**REQUIREMENTS**:
Go through the entries below and collect each line with the string "JSON" in it.

**INPUT ROWS**:
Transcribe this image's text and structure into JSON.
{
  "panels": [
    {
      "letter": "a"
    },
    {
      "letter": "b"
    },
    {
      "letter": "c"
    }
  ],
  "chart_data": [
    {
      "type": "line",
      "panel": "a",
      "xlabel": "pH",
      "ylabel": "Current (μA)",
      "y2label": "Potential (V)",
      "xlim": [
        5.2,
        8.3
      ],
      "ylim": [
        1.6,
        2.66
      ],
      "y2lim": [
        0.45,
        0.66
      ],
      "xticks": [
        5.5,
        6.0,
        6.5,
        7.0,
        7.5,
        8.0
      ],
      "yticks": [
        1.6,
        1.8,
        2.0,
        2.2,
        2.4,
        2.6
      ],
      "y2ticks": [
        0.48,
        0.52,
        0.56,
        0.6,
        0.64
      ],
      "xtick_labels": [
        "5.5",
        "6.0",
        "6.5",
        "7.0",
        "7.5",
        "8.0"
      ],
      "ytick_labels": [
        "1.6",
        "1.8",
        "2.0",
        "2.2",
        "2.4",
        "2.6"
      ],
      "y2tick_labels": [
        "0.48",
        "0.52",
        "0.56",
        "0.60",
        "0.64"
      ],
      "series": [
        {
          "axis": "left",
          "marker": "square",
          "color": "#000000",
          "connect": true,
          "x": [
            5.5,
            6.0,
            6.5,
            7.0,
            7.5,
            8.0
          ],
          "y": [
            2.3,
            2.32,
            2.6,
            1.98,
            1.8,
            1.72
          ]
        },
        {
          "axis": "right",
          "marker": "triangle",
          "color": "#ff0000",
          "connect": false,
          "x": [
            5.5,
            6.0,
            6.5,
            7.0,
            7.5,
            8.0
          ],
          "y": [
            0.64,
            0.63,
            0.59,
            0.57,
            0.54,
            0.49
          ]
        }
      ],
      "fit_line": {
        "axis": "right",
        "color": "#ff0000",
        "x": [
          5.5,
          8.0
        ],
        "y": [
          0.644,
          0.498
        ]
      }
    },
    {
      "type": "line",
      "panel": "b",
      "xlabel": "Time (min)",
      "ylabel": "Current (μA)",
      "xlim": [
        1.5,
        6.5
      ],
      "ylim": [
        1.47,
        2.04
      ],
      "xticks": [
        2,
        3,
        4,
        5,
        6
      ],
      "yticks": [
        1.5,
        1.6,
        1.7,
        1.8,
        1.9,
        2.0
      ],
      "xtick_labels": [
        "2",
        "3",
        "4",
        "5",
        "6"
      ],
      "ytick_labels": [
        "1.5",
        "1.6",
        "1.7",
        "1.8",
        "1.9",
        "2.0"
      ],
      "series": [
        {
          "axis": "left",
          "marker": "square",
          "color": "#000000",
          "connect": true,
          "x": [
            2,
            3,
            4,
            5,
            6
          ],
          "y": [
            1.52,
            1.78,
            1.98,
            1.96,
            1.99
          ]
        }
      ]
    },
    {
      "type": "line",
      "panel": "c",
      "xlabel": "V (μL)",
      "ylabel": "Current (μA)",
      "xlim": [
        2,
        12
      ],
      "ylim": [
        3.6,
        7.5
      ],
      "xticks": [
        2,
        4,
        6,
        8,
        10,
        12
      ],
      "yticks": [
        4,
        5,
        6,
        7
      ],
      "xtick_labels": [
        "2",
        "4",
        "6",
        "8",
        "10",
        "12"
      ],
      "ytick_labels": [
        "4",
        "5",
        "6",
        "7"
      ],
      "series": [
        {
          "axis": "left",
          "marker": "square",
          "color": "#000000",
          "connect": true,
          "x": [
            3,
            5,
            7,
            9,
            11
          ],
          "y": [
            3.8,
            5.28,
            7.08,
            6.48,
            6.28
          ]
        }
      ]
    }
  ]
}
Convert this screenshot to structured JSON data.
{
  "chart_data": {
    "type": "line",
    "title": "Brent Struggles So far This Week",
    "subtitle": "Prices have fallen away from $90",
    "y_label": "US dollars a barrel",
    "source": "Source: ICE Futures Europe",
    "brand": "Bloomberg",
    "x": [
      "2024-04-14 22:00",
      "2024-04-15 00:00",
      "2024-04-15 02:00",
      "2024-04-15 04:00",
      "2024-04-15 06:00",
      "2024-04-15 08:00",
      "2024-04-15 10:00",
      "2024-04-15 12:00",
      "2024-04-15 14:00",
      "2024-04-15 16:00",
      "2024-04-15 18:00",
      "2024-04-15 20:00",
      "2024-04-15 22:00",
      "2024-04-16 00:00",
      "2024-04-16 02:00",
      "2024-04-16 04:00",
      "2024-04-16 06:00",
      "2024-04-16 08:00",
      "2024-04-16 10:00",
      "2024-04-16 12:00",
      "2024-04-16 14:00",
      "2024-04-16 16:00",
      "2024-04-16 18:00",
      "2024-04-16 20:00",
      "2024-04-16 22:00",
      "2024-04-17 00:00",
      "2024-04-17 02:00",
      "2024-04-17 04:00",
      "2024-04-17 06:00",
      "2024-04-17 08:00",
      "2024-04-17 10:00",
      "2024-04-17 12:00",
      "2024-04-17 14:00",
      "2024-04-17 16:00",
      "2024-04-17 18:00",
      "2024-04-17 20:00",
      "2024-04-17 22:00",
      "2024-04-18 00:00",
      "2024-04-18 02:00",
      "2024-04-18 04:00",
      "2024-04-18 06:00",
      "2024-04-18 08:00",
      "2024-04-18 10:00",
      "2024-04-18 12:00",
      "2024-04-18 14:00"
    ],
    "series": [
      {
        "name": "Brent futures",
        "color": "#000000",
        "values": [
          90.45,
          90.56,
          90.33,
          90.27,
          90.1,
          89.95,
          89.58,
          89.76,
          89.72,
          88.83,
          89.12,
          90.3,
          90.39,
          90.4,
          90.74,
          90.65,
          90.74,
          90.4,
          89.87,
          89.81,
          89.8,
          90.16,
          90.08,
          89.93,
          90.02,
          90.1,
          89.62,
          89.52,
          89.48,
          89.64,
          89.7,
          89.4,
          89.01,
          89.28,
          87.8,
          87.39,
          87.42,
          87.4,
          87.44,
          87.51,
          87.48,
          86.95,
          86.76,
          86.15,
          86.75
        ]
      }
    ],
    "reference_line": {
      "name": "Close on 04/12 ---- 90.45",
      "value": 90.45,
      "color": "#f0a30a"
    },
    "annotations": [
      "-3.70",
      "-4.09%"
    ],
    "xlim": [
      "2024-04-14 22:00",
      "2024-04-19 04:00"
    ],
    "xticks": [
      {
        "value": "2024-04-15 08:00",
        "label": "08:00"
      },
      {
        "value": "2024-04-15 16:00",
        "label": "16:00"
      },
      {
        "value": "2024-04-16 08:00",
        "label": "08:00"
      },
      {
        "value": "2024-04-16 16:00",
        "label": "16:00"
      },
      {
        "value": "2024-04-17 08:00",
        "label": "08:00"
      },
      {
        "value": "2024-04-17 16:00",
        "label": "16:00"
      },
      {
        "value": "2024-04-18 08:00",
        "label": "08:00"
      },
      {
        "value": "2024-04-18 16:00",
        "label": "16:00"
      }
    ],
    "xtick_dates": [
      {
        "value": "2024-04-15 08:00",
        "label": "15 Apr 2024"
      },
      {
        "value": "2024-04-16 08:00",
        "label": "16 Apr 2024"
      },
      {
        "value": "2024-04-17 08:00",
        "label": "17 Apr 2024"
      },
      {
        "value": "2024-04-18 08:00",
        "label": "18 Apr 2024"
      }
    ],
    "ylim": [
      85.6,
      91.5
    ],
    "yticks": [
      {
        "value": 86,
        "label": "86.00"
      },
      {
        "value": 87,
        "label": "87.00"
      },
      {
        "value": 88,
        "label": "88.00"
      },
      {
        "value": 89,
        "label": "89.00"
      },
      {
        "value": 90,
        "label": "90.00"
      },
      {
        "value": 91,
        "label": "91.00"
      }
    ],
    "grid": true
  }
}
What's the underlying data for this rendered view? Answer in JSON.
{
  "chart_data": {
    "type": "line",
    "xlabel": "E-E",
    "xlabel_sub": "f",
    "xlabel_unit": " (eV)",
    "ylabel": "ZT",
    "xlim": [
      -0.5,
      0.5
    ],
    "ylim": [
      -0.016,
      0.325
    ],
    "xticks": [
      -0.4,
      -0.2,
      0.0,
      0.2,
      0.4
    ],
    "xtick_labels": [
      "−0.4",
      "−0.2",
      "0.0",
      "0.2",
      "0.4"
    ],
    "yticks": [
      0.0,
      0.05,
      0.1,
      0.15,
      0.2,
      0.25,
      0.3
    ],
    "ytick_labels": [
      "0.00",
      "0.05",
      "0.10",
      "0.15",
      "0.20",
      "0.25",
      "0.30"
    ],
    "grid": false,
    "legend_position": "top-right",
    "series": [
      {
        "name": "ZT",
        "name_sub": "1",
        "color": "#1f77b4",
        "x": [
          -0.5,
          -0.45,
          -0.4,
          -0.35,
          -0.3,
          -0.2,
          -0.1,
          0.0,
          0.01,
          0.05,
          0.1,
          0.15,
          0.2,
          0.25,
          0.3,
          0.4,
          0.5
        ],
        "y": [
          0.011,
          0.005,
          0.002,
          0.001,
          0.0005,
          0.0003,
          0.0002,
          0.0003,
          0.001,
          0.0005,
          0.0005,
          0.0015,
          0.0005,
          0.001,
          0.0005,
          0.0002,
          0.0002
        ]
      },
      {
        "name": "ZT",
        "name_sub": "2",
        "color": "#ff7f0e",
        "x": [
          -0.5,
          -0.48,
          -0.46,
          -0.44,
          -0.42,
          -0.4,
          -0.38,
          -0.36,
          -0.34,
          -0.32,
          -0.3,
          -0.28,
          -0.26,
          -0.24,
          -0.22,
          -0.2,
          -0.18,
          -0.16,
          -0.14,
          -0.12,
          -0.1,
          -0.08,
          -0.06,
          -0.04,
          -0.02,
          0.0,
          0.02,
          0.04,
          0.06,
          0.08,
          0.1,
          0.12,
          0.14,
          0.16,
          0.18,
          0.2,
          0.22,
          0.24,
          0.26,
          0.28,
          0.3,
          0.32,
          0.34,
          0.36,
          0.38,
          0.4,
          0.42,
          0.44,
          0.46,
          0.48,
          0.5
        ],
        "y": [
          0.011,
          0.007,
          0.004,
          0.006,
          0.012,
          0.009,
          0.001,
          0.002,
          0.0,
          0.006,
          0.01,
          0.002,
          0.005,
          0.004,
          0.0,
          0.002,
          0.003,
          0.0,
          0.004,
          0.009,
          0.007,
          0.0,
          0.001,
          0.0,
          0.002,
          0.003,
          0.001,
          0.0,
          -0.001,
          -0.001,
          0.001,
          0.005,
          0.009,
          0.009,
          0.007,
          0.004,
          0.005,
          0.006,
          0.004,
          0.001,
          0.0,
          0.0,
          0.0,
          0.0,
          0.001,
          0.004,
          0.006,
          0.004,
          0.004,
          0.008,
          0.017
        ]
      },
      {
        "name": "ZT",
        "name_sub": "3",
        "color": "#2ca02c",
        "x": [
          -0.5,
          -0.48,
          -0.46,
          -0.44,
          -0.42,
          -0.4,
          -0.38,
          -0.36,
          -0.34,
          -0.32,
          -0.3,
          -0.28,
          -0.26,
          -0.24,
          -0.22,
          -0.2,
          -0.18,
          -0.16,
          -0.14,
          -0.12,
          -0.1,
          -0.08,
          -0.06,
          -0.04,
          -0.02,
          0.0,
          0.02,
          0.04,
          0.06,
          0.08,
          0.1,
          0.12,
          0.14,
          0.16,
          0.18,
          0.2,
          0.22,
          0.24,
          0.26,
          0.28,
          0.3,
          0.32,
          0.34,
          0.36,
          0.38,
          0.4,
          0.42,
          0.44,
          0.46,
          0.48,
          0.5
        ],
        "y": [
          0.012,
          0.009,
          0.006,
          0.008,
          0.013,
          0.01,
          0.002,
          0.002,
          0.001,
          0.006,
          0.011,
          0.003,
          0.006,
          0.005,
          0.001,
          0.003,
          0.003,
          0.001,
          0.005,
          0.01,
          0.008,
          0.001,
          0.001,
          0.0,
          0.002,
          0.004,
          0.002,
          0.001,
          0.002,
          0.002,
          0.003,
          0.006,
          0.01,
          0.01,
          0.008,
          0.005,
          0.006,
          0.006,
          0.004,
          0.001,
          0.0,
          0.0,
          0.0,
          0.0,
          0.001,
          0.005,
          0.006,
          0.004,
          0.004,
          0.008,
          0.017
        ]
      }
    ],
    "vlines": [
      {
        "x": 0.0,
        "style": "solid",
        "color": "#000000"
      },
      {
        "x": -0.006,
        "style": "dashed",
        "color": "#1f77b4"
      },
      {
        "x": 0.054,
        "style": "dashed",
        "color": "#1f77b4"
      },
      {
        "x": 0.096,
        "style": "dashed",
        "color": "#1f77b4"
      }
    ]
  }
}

**FINISHED ANSWER**:
Transcribe this image's text and structure into JSON.
Convert this screenshot to structured JSON data.
What's the underlying data for this rendered view? Answer in JSON.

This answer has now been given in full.